_RECORDS:_
═══

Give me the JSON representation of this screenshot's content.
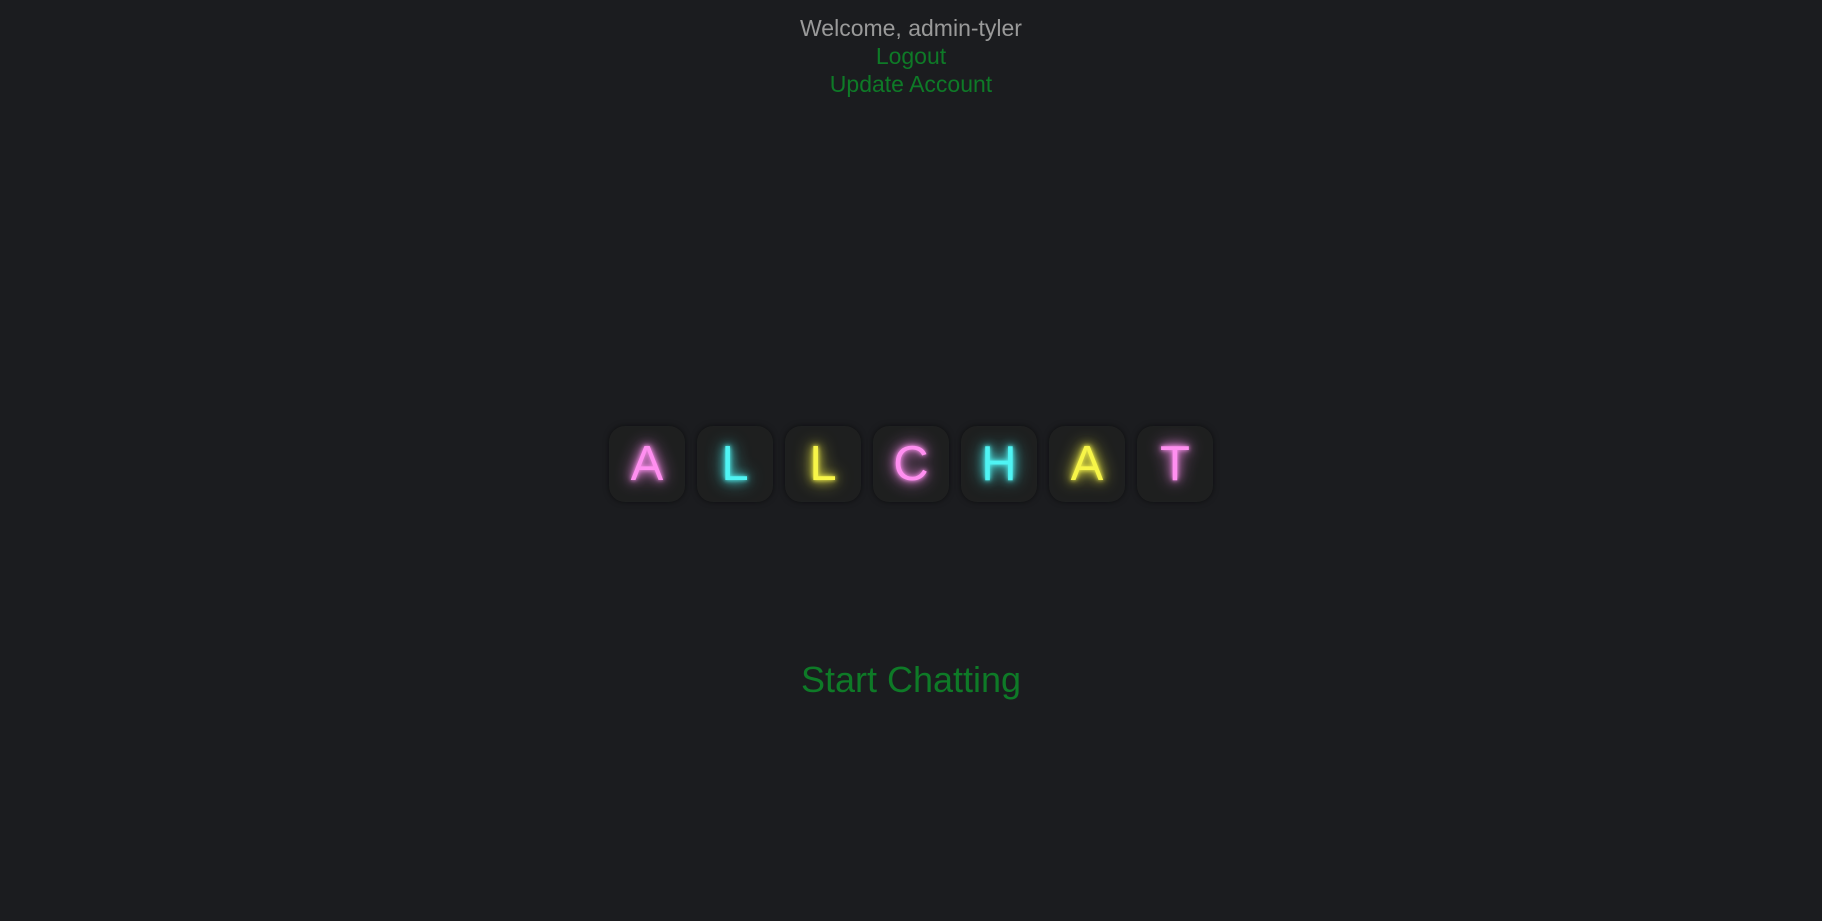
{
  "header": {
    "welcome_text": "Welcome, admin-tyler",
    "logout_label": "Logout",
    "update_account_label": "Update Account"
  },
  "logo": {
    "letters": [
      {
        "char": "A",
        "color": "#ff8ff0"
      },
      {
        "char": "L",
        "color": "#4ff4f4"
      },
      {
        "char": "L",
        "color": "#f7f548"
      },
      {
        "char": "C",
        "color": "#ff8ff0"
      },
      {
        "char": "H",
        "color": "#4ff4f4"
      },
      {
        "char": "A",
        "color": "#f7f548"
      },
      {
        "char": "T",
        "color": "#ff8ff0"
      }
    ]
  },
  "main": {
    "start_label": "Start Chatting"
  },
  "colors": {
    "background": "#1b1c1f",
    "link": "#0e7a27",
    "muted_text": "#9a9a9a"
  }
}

═══

_EXERCISE DESCRIPTION:_ Repeat the material above in full and unchanged, minus its images.

_RESULT:_
Give me the JSON representation of this screenshot's content.
{
  "header": {
    "welcome_text": "Welcome, admin-tyler",
    "logout_label": "Logout",
    "update_account_label": "Update Account"
  },
  "logo": {
    "letters": [
      {
        "char": "A",
        "color": "#ff8ff0"
      },
      {
        "char": "L",
        "color": "#4ff4f4"
      },
      {
        "char": "L",
        "color": "#f7f548"
      },
      {
        "char": "C",
        "color": "#ff8ff0"
      },
      {
        "char": "H",
        "color": "#4ff4f4"
      },
      {
        "char": "A",
        "color": "#f7f548"
      },
      {
        "char": "T",
        "color": "#ff8ff0"
      }
    ]
  },
  "main": {
    "start_label": "Start Chatting"
  },
  "colors": {
    "background": "#1b1c1f",
    "link": "#0e7a27",
    "muted_text": "#9a9a9a"
  }
}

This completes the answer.